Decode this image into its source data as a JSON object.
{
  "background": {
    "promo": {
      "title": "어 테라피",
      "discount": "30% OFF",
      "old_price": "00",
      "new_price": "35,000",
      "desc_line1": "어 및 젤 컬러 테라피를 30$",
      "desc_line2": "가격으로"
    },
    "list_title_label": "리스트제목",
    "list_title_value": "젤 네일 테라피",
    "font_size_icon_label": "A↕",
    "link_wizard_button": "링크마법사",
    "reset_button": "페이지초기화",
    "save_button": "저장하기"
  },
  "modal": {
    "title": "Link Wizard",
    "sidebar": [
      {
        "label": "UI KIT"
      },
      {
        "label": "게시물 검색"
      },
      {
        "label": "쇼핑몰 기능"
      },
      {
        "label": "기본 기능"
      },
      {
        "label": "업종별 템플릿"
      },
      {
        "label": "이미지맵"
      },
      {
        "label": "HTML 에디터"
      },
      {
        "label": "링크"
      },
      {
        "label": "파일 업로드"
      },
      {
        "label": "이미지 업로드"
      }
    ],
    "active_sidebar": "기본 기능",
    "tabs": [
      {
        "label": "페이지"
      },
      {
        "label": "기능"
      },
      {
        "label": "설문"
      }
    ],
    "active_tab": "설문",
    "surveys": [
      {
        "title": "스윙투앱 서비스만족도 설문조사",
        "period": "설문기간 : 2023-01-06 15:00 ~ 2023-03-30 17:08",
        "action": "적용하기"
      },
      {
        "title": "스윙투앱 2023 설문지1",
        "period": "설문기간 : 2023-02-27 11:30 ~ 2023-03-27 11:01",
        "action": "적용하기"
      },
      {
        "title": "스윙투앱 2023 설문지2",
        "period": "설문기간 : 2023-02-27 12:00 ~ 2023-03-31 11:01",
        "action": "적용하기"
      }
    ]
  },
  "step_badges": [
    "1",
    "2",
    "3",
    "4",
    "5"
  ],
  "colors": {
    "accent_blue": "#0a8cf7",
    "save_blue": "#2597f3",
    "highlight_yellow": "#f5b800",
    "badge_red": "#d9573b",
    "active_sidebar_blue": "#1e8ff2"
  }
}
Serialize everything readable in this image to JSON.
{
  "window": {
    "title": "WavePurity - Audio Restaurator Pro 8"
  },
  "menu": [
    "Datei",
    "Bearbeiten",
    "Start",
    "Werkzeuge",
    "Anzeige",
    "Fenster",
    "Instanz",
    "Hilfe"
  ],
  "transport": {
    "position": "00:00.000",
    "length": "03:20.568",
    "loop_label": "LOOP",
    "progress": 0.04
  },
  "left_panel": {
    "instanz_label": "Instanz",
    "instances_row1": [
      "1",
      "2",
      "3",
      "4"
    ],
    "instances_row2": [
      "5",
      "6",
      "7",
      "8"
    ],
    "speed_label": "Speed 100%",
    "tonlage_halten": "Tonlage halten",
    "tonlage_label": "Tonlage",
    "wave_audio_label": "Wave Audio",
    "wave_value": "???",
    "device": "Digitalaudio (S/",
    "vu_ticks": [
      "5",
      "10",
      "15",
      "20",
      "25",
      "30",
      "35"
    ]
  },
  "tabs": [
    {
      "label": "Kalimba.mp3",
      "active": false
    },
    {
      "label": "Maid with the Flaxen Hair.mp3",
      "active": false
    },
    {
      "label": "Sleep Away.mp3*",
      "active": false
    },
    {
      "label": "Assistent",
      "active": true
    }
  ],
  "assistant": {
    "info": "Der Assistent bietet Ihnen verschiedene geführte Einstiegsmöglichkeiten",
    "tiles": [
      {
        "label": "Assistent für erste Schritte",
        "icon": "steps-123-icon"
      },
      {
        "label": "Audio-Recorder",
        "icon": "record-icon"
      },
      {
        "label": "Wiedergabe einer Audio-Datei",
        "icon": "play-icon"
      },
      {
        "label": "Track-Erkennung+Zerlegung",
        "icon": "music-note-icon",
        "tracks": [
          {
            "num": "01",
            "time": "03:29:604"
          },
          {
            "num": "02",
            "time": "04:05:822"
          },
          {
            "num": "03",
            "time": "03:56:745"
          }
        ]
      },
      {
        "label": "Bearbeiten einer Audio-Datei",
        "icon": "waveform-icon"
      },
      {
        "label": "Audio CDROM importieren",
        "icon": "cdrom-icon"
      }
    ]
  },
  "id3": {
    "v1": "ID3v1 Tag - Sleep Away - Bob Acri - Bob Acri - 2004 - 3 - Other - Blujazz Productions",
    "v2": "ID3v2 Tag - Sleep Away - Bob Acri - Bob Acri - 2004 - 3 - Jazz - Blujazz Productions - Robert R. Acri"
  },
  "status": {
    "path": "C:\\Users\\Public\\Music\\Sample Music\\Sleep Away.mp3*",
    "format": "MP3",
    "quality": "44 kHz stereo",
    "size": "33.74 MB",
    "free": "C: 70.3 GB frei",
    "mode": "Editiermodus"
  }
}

---

» **Exercise task**:
How many of the lines above hold the word "Away"? Give only that number.

» **Answer for the task**:
4